• **Work to do**: Write out, precisely and in full, each line of the material.

-- Begin Data shown --

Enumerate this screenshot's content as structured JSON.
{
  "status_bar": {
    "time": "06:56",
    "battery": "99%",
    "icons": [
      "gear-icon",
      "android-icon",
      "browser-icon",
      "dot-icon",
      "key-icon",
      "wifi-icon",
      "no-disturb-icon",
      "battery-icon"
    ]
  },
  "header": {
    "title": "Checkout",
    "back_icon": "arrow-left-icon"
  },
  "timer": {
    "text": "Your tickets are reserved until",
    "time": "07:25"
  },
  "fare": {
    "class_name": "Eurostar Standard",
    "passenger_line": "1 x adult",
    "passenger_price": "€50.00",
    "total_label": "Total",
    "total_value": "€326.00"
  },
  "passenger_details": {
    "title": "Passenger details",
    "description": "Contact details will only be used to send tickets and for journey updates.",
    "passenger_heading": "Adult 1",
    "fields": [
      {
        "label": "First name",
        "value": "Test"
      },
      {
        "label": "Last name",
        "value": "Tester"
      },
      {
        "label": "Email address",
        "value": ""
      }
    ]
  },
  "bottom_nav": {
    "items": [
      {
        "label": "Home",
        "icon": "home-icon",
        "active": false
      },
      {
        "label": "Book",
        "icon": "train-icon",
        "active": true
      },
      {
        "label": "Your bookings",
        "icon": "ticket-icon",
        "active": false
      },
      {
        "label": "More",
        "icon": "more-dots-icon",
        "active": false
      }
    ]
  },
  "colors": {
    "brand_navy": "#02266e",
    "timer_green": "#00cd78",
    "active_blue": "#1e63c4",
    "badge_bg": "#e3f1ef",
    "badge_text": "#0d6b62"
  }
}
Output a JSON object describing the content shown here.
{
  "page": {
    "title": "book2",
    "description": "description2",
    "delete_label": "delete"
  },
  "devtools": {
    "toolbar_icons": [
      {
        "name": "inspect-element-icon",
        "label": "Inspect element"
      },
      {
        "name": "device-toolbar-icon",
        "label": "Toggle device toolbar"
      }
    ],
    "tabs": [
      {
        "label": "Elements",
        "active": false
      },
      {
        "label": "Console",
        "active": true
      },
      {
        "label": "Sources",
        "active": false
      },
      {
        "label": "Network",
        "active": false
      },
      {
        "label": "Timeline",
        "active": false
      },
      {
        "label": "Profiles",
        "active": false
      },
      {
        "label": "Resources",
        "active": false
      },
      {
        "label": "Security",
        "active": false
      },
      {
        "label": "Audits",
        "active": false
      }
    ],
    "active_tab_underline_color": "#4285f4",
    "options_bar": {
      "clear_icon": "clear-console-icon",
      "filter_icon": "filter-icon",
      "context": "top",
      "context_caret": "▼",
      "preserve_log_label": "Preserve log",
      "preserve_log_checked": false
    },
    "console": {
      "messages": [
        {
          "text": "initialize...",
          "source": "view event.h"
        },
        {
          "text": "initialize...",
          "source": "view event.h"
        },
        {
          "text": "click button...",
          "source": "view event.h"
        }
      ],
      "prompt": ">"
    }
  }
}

-- End Data shown --

• **Output of the task**:
Enumerate this screenshot's content as structured JSON.
{
  "status_bar": {
    "time": "06:56",
    "battery": "99%",
    "icons": [
      "gear-icon",
      "android-icon",
      "browser-icon",
      "dot-icon",
      "key-icon",
      "wifi-icon",
      "no-disturb-icon",
      "battery-icon"
    ]
  },
  "header": {
    "title": "Checkout",
    "back_icon": "arrow-left-icon"
  },
  "timer": {
    "text": "Your tickets are reserved until",
    "time": "07:25"
  },
  "fare": {
    "class_name": "Eurostar Standard",
    "passenger_line": "1 x adult",
    "passenger_price": "€50.00",
    "total_label": "Total",
    "total_value": "€326.00"
  },
  "passenger_details": {
    "title": "Passenger details",
    "description": "Contact details will only be used to send tickets and for journey updates.",
    "passenger_heading": "Adult 1",
    "fields": [
      {
        "label": "First name",
        "value": "Test"
      },
      {
        "label": "Last name",
        "value": "Tester"
      },
      {
        "label": "Email address",
        "value": ""
      }
    ]
  },
  "bottom_nav": {
    "items": [
      {
        "label": "Home",
        "icon": "home-icon",
        "active": false
      },
      {
        "label": "Book",
        "icon": "train-icon",
        "active": true
      },
      {
        "label": "Your bookings",
        "icon": "ticket-icon",
        "active": false
      },
      {
        "label": "More",
        "icon": "more-dots-icon",
        "active": false
      }
    ]
  },
  "colors": {
    "brand_navy": "#02266e",
    "timer_green": "#00cd78",
    "active_blue": "#1e63c4",
    "badge_bg": "#e3f1ef",
    "badge_text": "#0d6b62"
  }
}
Output a JSON object describing the content shown here.
{
  "page": {
    "title": "book2",
    "description": "description2",
    "delete_label": "delete"
  },
  "devtools": {
    "toolbar_icons": [
      {
        "name": "inspect-element-icon",
        "label": "Inspect element"
      },
      {
        "name": "device-toolbar-icon",
        "label": "Toggle device toolbar"
      }
    ],
    "tabs": [
      {
        "label": "Elements",
        "active": false
      },
      {
        "label": "Console",
        "active": true
      },
      {
        "label": "Sources",
        "active": false
      },
      {
        "label": "Network",
        "active": false
      },
      {
        "label": "Timeline",
        "active": false
      },
      {
        "label": "Profiles",
        "active": false
      },
      {
        "label": "Resources",
        "active": false
      },
      {
        "label": "Security",
        "active": false
      },
      {
        "label": "Audits",
        "active": false
      }
    ],
    "active_tab_underline_color": "#4285f4",
    "options_bar": {
      "clear_icon": "clear-console-icon",
      "filter_icon": "filter-icon",
      "context": "top",
      "context_caret": "▼",
      "preserve_log_label": "Preserve log",
      "preserve_log_checked": false
    },
    "console": {
      "messages": [
        {
          "text": "initialize...",
          "source": "view event.h"
        },
        {
          "text": "initialize...",
          "source": "view event.h"
        },
        {
          "text": "click button...",
          "source": "view event.h"
        }
      ],
      "prompt": ">"
    }
  }
}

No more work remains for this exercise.